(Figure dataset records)
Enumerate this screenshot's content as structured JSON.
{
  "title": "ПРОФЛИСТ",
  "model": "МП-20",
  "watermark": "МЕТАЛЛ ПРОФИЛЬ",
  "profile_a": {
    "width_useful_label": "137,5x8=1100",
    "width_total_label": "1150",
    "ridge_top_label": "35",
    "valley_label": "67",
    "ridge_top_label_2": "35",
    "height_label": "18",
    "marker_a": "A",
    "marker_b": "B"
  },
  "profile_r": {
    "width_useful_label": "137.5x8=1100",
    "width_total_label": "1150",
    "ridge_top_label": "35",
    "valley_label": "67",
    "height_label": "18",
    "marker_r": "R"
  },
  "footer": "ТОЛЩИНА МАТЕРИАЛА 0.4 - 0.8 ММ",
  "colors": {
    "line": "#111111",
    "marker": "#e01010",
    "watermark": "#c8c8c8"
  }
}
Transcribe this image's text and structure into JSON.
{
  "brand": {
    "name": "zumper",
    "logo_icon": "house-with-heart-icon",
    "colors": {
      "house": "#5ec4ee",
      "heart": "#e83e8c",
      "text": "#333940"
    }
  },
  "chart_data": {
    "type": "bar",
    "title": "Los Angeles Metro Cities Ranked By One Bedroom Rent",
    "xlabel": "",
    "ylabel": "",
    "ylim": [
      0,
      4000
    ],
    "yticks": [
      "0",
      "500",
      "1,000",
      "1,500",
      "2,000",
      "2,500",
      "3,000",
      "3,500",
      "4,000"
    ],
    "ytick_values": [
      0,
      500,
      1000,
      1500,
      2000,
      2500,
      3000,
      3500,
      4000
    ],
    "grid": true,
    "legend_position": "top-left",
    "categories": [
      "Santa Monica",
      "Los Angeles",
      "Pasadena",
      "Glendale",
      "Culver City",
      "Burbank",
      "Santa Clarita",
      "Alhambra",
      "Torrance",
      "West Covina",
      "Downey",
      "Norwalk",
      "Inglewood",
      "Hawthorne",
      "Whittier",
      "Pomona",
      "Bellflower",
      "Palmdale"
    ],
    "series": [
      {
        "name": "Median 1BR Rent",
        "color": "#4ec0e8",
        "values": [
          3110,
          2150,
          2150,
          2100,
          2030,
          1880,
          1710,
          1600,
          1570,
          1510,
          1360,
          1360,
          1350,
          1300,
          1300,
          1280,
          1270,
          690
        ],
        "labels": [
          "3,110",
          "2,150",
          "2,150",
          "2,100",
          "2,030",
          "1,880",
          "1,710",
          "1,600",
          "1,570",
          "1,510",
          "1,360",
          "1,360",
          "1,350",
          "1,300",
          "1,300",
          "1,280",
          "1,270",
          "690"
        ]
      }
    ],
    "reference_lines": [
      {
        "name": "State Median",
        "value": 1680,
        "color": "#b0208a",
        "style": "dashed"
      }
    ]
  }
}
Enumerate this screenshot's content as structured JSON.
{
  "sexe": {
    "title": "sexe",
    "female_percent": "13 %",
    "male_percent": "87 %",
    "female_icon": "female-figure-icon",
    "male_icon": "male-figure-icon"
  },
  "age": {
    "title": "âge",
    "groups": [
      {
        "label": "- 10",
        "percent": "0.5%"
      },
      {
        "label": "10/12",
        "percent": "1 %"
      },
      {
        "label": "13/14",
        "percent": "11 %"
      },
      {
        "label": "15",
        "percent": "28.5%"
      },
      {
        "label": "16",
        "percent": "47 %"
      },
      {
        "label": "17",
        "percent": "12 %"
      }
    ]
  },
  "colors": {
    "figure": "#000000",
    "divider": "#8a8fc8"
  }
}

> _Short task_:
Retype the whole listing, matching it exactly.

> _Solution to the exercise_:
Enumerate this screenshot's content as structured JSON.
{
  "title": "ПРОФЛИСТ",
  "model": "МП-20",
  "watermark": "МЕТАЛЛ ПРОФИЛЬ",
  "profile_a": {
    "width_useful_label": "137,5x8=1100",
    "width_total_label": "1150",
    "ridge_top_label": "35",
    "valley_label": "67",
    "ridge_top_label_2": "35",
    "height_label": "18",
    "marker_a": "A",
    "marker_b": "B"
  },
  "profile_r": {
    "width_useful_label": "137.5x8=1100",
    "width_total_label": "1150",
    "ridge_top_label": "35",
    "valley_label": "67",
    "height_label": "18",
    "marker_r": "R"
  },
  "footer": "ТОЛЩИНА МАТЕРИАЛА 0.4 - 0.8 ММ",
  "colors": {
    "line": "#111111",
    "marker": "#e01010",
    "watermark": "#c8c8c8"
  }
}
Transcribe this image's text and structure into JSON.
{
  "brand": {
    "name": "zumper",
    "logo_icon": "house-with-heart-icon",
    "colors": {
      "house": "#5ec4ee",
      "heart": "#e83e8c",
      "text": "#333940"
    }
  },
  "chart_data": {
    "type": "bar",
    "title": "Los Angeles Metro Cities Ranked By One Bedroom Rent",
    "xlabel": "",
    "ylabel": "",
    "ylim": [
      0,
      4000
    ],
    "yticks": [
      "0",
      "500",
      "1,000",
      "1,500",
      "2,000",
      "2,500",
      "3,000",
      "3,500",
      "4,000"
    ],
    "ytick_values": [
      0,
      500,
      1000,
      1500,
      2000,
      2500,
      3000,
      3500,
      4000
    ],
    "grid": true,
    "legend_position": "top-left",
    "categories": [
      "Santa Monica",
      "Los Angeles",
      "Pasadena",
      "Glendale",
      "Culver City",
      "Burbank",
      "Santa Clarita",
      "Alhambra",
      "Torrance",
      "West Covina",
      "Downey",
      "Norwalk",
      "Inglewood",
      "Hawthorne",
      "Whittier",
      "Pomona",
      "Bellflower",
      "Palmdale"
    ],
    "series": [
      {
        "name": "Median 1BR Rent",
        "color": "#4ec0e8",
        "values": [
          3110,
          2150,
          2150,
          2100,
          2030,
          1880,
          1710,
          1600,
          1570,
          1510,
          1360,
          1360,
          1350,
          1300,
          1300,
          1280,
          1270,
          690
        ],
        "labels": [
          "3,110",
          "2,150",
          "2,150",
          "2,100",
          "2,030",
          "1,880",
          "1,710",
          "1,600",
          "1,570",
          "1,510",
          "1,360",
          "1,360",
          "1,350",
          "1,300",
          "1,300",
          "1,280",
          "1,270",
          "690"
        ]
      }
    ],
    "reference_lines": [
      {
        "name": "State Median",
        "value": 1680,
        "color": "#b0208a",
        "style": "dashed"
      }
    ]
  }
}
Enumerate this screenshot's content as structured JSON.
{
  "sexe": {
    "title": "sexe",
    "female_percent": "13 %",
    "male_percent": "87 %",
    "female_icon": "female-figure-icon",
    "male_icon": "male-figure-icon"
  },
  "age": {
    "title": "âge",
    "groups": [
      {
        "label": "- 10",
        "percent": "0.5%"
      },
      {
        "label": "10/12",
        "percent": "1 %"
      },
      {
        "label": "13/14",
        "percent": "11 %"
      },
      {
        "label": "15",
        "percent": "28.5%"
      },
      {
        "label": "16",
        "percent": "47 %"
      },
      {
        "label": "17",
        "percent": "12 %"
      }
    ]
  },
  "colors": {
    "figure": "#000000",
    "divider": "#8a8fc8"
  }
}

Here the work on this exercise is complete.